* START DOCUMENT SECTION *

The infestation of autos makes cities little more than those spaces in the air where flies hover and dive-bomb one another. Cities could be carfree and carefree, sans traffic, noise, and smog. As car density drops, human density can rise, without anyone feeling overcrowded, such as in European cities. If cities are to become more compact, something’s gotta give. It won’t be homes, shops, factories, schools, playgrounds, or parks. It must be the car. It’s not city vs. country or density vs. sprawl, it’s livability vs. the automobile.

Humans leave behind an enormous ecological footprint, or more precisely, tire track. Cars consume more land - sites and resources - than do people. Cars, creators of congestion and pollution, need overly wide streets and vast parking lots, paving over erstwhile gardens to give cars a place for repose.

In US cities, half the surface area is devoted to cars. Count the acreage for streets, parking lanes, parking lots, parking garages, dealer lots, used car lots, junk yards, gas stations, parts stores, auto insurance offices, traffic cop shops, and traffic courts. It’s far more acreage than a MOV (multi-occupancy vehicle) needs, and more than a SOV (single-occupancy vehicle) can afford, were it forced to pay its own way.

Around cities, sprawl needs cars. What drove residents out of downtown? The usual suspect, the car, was merely a convenient ride. Actually, it was the lure of cold cash - not a gain but a savings. And despite our present dependency on cars, the drive to profit is powerful enough to bring people back.

To draw people in, take taxes off people’s attempts to make a living. Where taxes are low or absent on homes, businesses, and incomes, people move in. To get people to leave their cars behind, collect the rental value of sites, which is highest in the metro center. In order to afford their land dues (land tax, or land use fee, or deed fee, etc.), downtown land owners would then turn lots for cars into structures for people. This property tax shift, the cutting edge proposal of groups from the Sierra Club to the Libertarian Party of Maryland, is the salient feature of geonomics.

Applying geonomics in-fills a city, providing more riders for public transport, justifying more routes and higher frequency of service. To fund the expansion, the high site value around transit stops could be tapped (as noted in a 1990 study by Walthers et al. for US DOT). Check classified ads listing apartments for rent; often they sell their nearness to transit stops. San Francisco’s BART, Washington, DC’s Metro, and most other light rail systems raised site value by more than enough to pay for both building and operating the system - meaning people could ride fare-free.

* END DOCUMENT SECTION *
* START DATA FOR THE TASK *

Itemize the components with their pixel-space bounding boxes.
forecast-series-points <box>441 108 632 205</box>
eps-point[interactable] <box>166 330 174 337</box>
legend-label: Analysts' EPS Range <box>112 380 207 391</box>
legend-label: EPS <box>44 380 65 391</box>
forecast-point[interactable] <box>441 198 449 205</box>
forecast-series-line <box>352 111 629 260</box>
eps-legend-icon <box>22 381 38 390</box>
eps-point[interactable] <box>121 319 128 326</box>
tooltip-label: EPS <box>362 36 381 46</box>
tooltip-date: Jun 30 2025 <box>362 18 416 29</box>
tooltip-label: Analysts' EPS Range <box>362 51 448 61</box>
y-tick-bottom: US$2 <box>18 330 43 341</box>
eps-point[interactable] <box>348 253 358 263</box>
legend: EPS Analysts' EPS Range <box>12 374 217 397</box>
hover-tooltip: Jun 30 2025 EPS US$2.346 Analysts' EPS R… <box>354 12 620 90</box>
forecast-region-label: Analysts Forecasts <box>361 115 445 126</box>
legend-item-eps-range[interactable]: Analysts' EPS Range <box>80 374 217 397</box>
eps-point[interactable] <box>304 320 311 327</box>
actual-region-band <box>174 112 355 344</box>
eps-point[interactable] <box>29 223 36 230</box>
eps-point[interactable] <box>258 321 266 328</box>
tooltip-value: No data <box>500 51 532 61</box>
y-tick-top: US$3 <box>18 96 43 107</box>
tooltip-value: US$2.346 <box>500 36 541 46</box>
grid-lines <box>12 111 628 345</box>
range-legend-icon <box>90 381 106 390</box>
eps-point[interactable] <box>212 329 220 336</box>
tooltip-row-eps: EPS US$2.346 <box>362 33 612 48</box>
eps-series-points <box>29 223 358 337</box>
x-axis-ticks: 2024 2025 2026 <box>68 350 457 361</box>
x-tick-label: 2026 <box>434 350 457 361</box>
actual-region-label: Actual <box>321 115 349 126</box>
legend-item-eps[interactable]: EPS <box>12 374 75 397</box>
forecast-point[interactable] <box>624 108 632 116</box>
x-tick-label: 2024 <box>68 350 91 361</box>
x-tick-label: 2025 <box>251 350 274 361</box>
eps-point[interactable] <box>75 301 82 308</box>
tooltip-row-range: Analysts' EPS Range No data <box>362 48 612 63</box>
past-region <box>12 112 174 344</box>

* END DATA FOR THE TASK *

• REQUESTS:
1. Copy the passage on cars and cities word for word, from "Around cities, sprawl" to "bring people back.".
2. Repeat the listing word for word from its first line to the line with "range-legend-icon <box>90 381 106 390</box>", including both of those lines and nothing else.
The passage and the listing are unrelated to each other.

• LIST OF SOLUTIONS:
1.
Around cities, sprawl needs cars. What drove residents out of downtown? The usual suspect, the car, was merely a convenient ride. Actually, it was the lure of cold cash - not a gain but a savings. And despite our present dependency on cars, the drive to profit is powerful enough to bring people back.

2.
Itemize the components with their pixel-space bounding boxes.
forecast-series-points <box>441 108 632 205</box>
eps-point[interactable] <box>166 330 174 337</box>
legend-label: Analysts' EPS Range <box>112 380 207 391</box>
legend-label: EPS <box>44 380 65 391</box>
forecast-point[interactable] <box>441 198 449 205</box>
forecast-series-line <box>352 111 629 260</box>
eps-legend-icon <box>22 381 38 390</box>
eps-point[interactable] <box>121 319 128 326</box>
tooltip-label: EPS <box>362 36 381 46</box>
tooltip-date: Jun 30 2025 <box>362 18 416 29</box>
tooltip-label: Analysts' EPS Range <box>362 51 448 61</box>
y-tick-bottom: US$2 <box>18 330 43 341</box>
eps-point[interactable] <box>348 253 358 263</box>
legend: EPS Analysts' EPS Range <box>12 374 217 397</box>
hover-tooltip: Jun 30 2025 EPS US$2.346 Analysts' EPS R… <box>354 12 620 90</box>
forecast-region-label: Analysts Forecasts <box>361 115 445 126</box>
legend-item-eps-range[interactable]: Analysts' EPS Range <box>80 374 217 397</box>
eps-point[interactable] <box>304 320 311 327</box>
actual-region-band <box>174 112 355 344</box>
eps-point[interactable] <box>29 223 36 230</box>
eps-point[interactable] <box>258 321 266 328</box>
tooltip-value: No data <box>500 51 532 61</box>
y-tick-top: US$3 <box>18 96 43 107</box>
tooltip-value: US$2.346 <box>500 36 541 46</box>
grid-lines <box>12 111 628 345</box>
range-legend-icon <box>90 381 106 390</box>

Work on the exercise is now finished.